SET TASK
Print out each record below, unaltered and complete, without its images.

-- start SOURCE DATA --

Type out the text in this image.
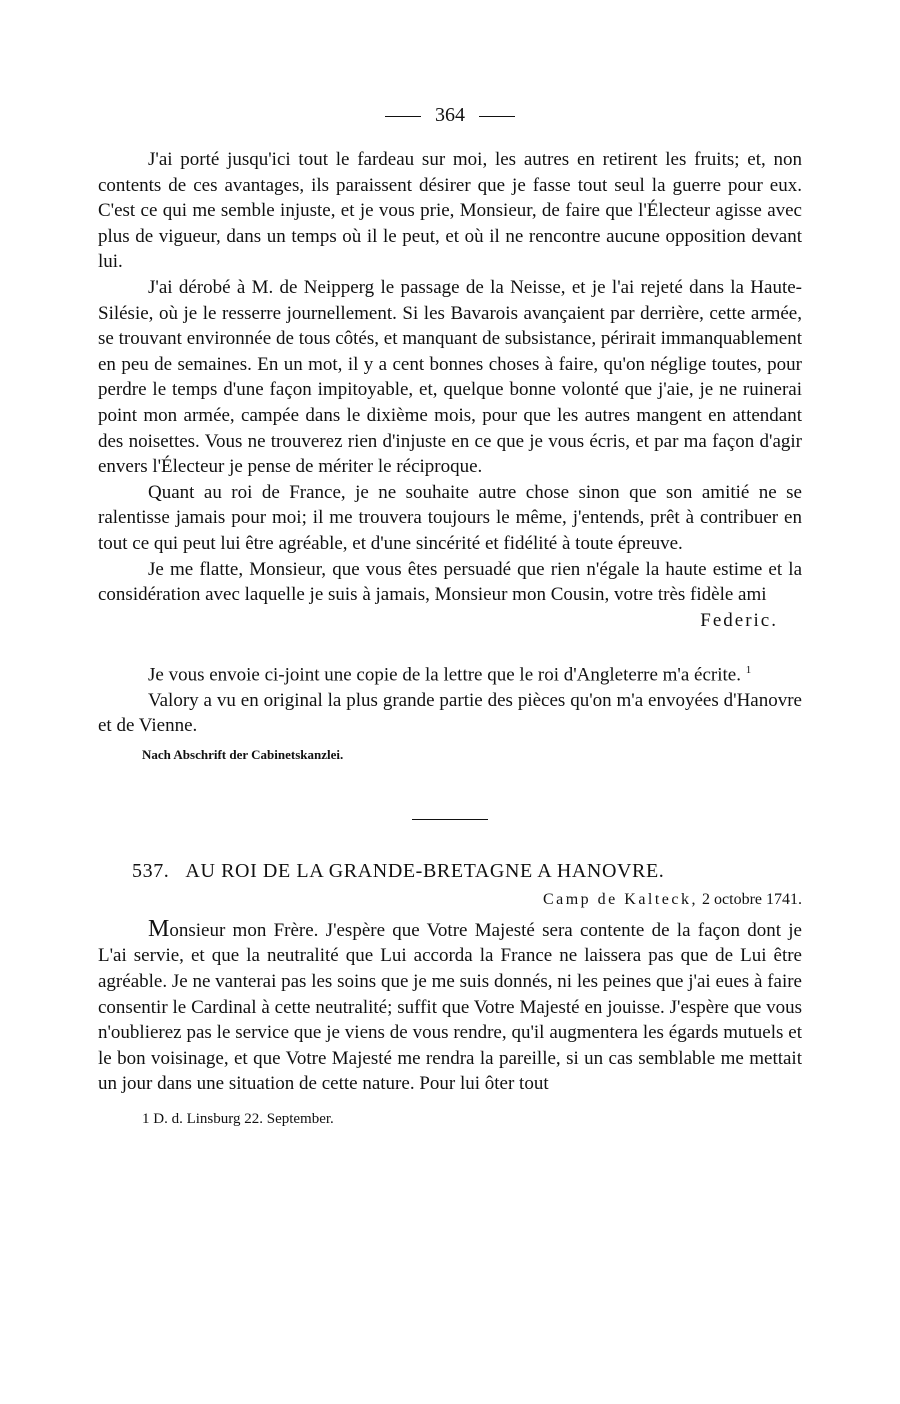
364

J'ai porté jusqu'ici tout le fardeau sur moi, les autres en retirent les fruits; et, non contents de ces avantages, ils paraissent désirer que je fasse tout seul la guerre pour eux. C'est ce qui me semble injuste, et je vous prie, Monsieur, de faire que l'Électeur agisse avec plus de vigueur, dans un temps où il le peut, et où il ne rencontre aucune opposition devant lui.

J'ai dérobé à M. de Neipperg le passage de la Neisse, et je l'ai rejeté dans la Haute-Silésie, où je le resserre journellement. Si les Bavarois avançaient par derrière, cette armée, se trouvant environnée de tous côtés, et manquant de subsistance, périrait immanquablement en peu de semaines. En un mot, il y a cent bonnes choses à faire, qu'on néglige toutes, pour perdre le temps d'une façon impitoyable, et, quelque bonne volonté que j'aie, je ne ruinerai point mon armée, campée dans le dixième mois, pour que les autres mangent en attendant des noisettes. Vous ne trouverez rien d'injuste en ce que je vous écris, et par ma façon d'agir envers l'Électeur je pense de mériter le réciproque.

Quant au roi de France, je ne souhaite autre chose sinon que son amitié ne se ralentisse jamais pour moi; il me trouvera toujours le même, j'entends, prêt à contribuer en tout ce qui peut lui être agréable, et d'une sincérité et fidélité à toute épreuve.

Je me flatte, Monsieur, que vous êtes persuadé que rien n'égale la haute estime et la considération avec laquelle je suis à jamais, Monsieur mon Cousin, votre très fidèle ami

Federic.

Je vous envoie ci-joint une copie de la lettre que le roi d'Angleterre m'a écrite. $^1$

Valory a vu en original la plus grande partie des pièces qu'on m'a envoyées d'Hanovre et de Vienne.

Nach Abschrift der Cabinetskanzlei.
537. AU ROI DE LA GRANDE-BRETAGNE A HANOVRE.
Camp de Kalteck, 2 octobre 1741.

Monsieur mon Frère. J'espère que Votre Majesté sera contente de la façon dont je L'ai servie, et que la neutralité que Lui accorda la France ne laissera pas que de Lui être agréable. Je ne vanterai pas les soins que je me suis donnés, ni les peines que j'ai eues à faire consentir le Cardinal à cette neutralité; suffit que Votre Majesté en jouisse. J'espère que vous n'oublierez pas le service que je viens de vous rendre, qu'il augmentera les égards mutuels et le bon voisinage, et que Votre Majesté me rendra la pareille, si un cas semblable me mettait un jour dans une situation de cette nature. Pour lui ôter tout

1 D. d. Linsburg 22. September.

-- end SOURCE DATA --

REPLY
Type out the text in this image.
364

J'ai porté jusqu'ici tout le fardeau sur moi, les autres en retirent les fruits; et, non contents de ces avantages, ils paraissent désirer que je fasse tout seul la guerre pour eux. C'est ce qui me semble injuste, et je vous prie, Monsieur, de faire que l'Électeur agisse avec plus de vigueur, dans un temps où il le peut, et où il ne rencontre aucune opposition devant lui.

J'ai dérobé à M. de Neipperg le passage de la Neisse, et je l'ai rejeté dans la Haute-Silésie, où je le resserre journellement. Si les Bavarois avançaient par derrière, cette armée, se trouvant environnée de tous côtés, et manquant de subsistance, périrait immanquablement en peu de semaines. En un mot, il y a cent bonnes choses à faire, qu'on néglige toutes, pour perdre le temps d'une façon impitoyable, et, quelque bonne volonté que j'aie, je ne ruinerai point mon armée, campée dans le dixième mois, pour que les autres mangent en attendant des noisettes. Vous ne trouverez rien d'injuste en ce que je vous écris, et par ma façon d'agir envers l'Électeur je pense de mériter le réciproque.

Quant au roi de France, je ne souhaite autre chose sinon que son amitié ne se ralentisse jamais pour moi; il me trouvera toujours le même, j'entends, prêt à contribuer en tout ce qui peut lui être agréable, et d'une sincérité et fidélité à toute épreuve.

Je me flatte, Monsieur, que vous êtes persuadé que rien n'égale la haute estime et la considération avec laquelle je suis à jamais, Monsieur mon Cousin, votre très fidèle ami

Federic.

Je vous envoie ci-joint une copie de la lettre que le roi d'Angleterre m'a écrite. $^1$

Valory a vu en original la plus grande partie des pièces qu'on m'a envoyées d'Hanovre et de Vienne.

Nach Abschrift der Cabinetskanzlei.
537. AU ROI DE LA GRANDE-BRETAGNE A HANOVRE.
Camp de Kalteck, 2 octobre 1741.

Monsieur mon Frère. J'espère que Votre Majesté sera contente de la façon dont je L'ai servie, et que la neutralité que Lui accorda la France ne laissera pas que de Lui être agréable. Je ne vanterai pas les soins que je me suis donnés, ni les peines que j'ai eues à faire consentir le Cardinal à cette neutralité; suffit que Votre Majesté en jouisse. J'espère que vous n'oublierez pas le service que je viens de vous rendre, qu'il augmentera les égards mutuels et le bon voisinage, et que Votre Majesté me rendra la pareille, si un cas semblable me mettait un jour dans une situation de cette nature. Pour lui ôter tout

1 D. d. Linsburg 22. September.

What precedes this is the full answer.